→ Your goal: All the data must come back unchanged, except that pictures are left out.

→ Input material:
---+---

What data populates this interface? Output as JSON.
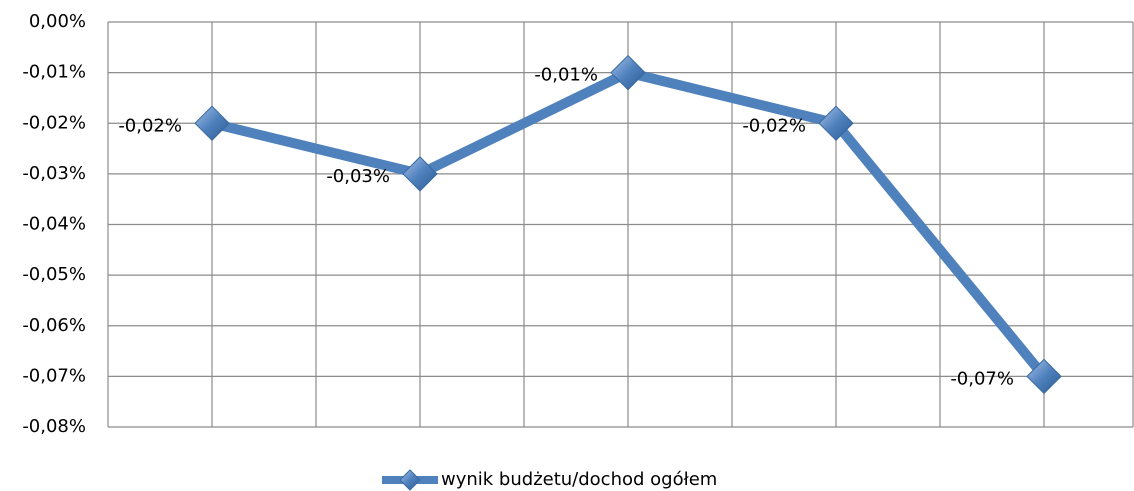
{
  "chart_data": {
    "type": "line",
    "categories": [
      null,
      null,
      null,
      null,
      null
    ],
    "series": [
      {
        "name": "wynik budżetu/dochod ogółem",
        "color": "#4f81bd",
        "values": [
          -0.02,
          -0.03,
          -0.01,
          -0.02,
          -0.07
        ],
        "value_labels": [
          "-0,02%",
          "-0,03%",
          "-0,01%",
          "-0,02%",
          "-0,07%"
        ]
      }
    ],
    "ylim": [
      -0.08,
      0
    ],
    "yticks": [
      {
        "value": 0,
        "label": "0,00%"
      },
      {
        "value": -0.01,
        "label": "-0,01%"
      },
      {
        "value": -0.02,
        "label": "-0,02%"
      },
      {
        "value": -0.03,
        "label": "-0,03%"
      },
      {
        "value": -0.04,
        "label": "-0,04%"
      },
      {
        "value": -0.05,
        "label": "-0,05%"
      },
      {
        "value": -0.06,
        "label": "-0,06%"
      },
      {
        "value": -0.07,
        "label": "-0,07%"
      },
      {
        "value": -0.08,
        "label": "-0,08%"
      }
    ],
    "grid": true,
    "legend": "bottom"
  }
}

---+---

→ The completed task:
What data populates this interface? Output as JSON.
{
  "chart_data": {
    "type": "line",
    "categories": [
      null,
      null,
      null,
      null,
      null
    ],
    "series": [
      {
        "name": "wynik budżetu/dochod ogółem",
        "color": "#4f81bd",
        "values": [
          -0.02,
          -0.03,
          -0.01,
          -0.02,
          -0.07
        ],
        "value_labels": [
          "-0,02%",
          "-0,03%",
          "-0,01%",
          "-0,02%",
          "-0,07%"
        ]
      }
    ],
    "ylim": [
      -0.08,
      0
    ],
    "yticks": [
      {
        "value": 0,
        "label": "0,00%"
      },
      {
        "value": -0.01,
        "label": "-0,01%"
      },
      {
        "value": -0.02,
        "label": "-0,02%"
      },
      {
        "value": -0.03,
        "label": "-0,03%"
      },
      {
        "value": -0.04,
        "label": "-0,04%"
      },
      {
        "value": -0.05,
        "label": "-0,05%"
      },
      {
        "value": -0.06,
        "label": "-0,06%"
      },
      {
        "value": -0.07,
        "label": "-0,07%"
      },
      {
        "value": -0.08,
        "label": "-0,08%"
      }
    ],
    "grid": true,
    "legend": "bottom"
  }
}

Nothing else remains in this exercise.